Aim » Copy every line from the material below that holds "true".

§

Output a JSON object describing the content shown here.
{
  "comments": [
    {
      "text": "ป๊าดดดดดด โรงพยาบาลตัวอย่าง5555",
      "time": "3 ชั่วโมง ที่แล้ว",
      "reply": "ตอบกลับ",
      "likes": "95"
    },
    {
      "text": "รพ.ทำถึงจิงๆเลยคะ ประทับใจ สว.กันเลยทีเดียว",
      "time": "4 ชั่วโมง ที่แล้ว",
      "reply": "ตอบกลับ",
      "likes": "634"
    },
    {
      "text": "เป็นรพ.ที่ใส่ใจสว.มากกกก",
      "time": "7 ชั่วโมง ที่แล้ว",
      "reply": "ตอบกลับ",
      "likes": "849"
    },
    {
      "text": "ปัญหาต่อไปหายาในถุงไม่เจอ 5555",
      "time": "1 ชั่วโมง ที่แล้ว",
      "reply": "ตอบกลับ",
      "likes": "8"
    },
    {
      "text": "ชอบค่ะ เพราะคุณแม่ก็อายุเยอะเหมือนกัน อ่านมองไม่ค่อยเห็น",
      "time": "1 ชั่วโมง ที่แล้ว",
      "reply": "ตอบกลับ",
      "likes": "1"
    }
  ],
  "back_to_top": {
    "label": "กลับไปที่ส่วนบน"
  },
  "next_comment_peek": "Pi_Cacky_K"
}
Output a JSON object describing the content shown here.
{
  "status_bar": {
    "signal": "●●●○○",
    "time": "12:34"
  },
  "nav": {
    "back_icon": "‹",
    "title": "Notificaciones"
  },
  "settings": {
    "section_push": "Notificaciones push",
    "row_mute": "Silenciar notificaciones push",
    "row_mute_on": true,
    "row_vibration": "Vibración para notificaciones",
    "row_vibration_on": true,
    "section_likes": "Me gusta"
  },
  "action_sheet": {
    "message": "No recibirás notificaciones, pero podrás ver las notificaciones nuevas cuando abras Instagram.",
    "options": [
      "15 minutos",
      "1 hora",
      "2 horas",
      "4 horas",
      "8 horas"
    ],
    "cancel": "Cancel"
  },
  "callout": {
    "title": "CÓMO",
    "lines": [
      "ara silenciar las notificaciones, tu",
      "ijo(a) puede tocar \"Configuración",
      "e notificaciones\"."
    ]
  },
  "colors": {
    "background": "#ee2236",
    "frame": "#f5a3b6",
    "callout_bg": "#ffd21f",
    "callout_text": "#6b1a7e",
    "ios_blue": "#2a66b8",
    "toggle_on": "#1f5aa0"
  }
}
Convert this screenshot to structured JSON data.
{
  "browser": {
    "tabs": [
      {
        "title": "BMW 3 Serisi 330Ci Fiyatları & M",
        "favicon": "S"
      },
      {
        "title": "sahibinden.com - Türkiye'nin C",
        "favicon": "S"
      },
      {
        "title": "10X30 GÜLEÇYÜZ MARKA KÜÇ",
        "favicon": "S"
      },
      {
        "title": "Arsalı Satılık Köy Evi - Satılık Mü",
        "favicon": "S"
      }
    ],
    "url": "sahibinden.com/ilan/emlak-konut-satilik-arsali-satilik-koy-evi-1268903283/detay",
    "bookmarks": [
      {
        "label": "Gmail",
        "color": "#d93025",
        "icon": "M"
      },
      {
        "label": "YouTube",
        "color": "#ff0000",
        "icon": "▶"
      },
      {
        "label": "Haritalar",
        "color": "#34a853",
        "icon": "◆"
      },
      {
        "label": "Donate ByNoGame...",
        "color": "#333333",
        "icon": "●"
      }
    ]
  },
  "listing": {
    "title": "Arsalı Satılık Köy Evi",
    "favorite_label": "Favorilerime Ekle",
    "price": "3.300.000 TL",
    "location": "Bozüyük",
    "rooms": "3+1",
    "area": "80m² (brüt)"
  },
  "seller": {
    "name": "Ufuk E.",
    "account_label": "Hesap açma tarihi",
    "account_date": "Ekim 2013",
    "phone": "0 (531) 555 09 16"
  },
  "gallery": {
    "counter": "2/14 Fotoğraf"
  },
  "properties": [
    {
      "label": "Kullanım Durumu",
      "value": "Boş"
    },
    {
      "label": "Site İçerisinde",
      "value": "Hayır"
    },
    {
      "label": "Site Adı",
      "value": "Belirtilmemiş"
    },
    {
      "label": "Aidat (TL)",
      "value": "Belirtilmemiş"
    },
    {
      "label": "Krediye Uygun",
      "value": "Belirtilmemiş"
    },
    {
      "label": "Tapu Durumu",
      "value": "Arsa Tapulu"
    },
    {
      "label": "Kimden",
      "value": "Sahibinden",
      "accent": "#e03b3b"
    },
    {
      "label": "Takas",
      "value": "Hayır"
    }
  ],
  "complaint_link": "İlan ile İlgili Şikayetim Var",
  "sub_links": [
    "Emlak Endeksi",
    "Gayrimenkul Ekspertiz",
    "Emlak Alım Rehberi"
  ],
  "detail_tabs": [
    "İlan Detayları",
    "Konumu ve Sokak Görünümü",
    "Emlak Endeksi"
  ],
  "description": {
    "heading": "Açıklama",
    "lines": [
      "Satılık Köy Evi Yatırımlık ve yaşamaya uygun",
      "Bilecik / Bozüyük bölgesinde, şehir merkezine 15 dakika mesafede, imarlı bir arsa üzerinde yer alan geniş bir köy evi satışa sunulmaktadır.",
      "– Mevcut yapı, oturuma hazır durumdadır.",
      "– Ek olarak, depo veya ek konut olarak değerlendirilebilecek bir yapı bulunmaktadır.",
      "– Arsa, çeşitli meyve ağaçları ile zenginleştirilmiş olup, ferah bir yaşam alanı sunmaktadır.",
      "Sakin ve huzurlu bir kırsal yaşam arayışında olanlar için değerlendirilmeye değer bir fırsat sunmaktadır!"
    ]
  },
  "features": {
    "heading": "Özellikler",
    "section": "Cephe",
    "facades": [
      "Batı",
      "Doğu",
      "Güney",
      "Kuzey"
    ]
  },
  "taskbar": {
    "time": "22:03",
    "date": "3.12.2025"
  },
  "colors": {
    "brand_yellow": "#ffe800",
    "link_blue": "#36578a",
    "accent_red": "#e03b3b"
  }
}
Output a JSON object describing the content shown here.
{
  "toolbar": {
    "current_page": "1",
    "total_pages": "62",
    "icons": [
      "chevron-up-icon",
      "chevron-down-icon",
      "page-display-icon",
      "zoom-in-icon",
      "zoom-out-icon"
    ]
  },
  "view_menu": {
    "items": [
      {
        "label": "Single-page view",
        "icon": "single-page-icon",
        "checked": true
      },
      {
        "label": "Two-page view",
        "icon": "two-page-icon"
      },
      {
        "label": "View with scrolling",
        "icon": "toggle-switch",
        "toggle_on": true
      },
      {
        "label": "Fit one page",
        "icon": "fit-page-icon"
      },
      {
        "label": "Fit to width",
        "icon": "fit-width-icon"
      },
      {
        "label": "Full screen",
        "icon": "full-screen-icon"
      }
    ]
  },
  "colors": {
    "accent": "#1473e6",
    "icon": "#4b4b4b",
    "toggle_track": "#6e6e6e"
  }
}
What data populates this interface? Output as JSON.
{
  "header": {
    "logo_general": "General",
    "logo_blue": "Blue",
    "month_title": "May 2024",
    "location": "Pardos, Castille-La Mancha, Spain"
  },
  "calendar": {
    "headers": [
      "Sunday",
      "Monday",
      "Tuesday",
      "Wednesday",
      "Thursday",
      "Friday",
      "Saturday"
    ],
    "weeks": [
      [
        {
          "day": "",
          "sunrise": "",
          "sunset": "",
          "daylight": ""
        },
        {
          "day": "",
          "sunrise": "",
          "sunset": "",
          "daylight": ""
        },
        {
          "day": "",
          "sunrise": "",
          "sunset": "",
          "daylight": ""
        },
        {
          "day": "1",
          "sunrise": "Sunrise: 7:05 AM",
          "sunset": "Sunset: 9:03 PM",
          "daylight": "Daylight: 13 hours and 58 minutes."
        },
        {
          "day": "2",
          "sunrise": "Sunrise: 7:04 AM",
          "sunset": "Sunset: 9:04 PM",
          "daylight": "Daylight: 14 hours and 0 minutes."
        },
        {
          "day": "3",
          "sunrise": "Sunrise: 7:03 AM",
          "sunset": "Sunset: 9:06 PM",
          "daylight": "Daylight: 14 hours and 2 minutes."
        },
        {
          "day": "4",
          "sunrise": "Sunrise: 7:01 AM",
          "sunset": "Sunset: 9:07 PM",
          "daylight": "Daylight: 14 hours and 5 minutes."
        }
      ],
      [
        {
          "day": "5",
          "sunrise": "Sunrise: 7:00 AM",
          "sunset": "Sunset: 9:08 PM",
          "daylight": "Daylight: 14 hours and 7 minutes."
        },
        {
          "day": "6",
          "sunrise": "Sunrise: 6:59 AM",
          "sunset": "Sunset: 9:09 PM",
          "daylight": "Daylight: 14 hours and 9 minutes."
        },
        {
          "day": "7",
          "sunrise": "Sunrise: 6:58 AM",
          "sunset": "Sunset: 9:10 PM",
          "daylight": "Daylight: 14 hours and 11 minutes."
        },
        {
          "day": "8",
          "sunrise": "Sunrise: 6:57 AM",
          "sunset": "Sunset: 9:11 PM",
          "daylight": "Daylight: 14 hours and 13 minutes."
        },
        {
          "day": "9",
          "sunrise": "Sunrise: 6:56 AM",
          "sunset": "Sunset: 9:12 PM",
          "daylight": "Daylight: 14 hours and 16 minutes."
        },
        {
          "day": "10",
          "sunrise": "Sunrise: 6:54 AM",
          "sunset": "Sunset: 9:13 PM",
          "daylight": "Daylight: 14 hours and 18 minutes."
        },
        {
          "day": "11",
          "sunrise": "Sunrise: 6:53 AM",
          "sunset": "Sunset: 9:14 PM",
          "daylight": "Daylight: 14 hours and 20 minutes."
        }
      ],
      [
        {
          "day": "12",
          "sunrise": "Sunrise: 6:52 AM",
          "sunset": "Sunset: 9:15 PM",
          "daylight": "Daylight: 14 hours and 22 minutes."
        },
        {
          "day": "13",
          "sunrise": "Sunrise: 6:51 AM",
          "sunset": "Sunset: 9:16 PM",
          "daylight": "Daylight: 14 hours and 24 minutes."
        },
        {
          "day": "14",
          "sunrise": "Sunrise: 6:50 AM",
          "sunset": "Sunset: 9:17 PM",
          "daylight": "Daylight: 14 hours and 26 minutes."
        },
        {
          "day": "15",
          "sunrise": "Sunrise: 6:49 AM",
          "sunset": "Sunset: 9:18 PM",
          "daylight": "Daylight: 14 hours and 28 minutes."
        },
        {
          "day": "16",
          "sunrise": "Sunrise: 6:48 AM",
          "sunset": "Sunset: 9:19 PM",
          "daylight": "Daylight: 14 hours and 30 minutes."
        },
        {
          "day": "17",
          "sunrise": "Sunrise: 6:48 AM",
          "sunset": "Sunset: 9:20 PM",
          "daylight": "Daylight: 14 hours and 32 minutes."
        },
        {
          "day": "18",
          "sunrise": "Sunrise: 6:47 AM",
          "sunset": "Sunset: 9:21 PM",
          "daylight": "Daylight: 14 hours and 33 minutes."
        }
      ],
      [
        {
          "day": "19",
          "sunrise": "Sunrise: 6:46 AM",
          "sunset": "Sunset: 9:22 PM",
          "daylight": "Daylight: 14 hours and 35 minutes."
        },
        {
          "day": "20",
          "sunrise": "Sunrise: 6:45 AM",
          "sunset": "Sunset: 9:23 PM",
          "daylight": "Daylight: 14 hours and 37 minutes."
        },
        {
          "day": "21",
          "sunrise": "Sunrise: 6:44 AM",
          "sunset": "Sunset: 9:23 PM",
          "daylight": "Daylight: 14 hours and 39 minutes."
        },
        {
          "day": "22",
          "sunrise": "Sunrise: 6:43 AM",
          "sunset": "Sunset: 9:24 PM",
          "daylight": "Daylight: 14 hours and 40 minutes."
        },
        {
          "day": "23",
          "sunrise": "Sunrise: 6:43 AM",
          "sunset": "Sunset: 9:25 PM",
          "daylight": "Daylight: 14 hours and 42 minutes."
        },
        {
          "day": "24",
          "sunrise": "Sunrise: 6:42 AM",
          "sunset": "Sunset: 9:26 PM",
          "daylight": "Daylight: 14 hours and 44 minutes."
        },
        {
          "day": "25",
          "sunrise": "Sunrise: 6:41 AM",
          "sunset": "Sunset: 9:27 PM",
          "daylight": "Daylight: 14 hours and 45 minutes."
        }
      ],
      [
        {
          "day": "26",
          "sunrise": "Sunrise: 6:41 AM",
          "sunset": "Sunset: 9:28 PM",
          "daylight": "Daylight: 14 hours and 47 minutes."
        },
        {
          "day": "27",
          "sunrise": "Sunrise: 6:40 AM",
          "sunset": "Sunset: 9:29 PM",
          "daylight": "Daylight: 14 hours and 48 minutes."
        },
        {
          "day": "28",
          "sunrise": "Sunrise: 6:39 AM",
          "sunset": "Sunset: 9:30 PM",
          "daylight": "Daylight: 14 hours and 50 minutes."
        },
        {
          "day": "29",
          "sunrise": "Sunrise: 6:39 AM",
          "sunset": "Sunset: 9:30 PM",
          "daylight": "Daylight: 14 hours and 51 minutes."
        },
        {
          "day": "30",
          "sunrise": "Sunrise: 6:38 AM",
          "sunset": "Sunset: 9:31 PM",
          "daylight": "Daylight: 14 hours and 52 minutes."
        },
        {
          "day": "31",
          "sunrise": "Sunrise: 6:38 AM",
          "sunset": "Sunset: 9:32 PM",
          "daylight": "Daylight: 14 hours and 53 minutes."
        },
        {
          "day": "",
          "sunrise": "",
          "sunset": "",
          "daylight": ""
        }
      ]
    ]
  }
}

§

Result of this task »
    "row_mute_on": true,
    "row_vibration_on": true,
        "checked": true
        "toggle_on": true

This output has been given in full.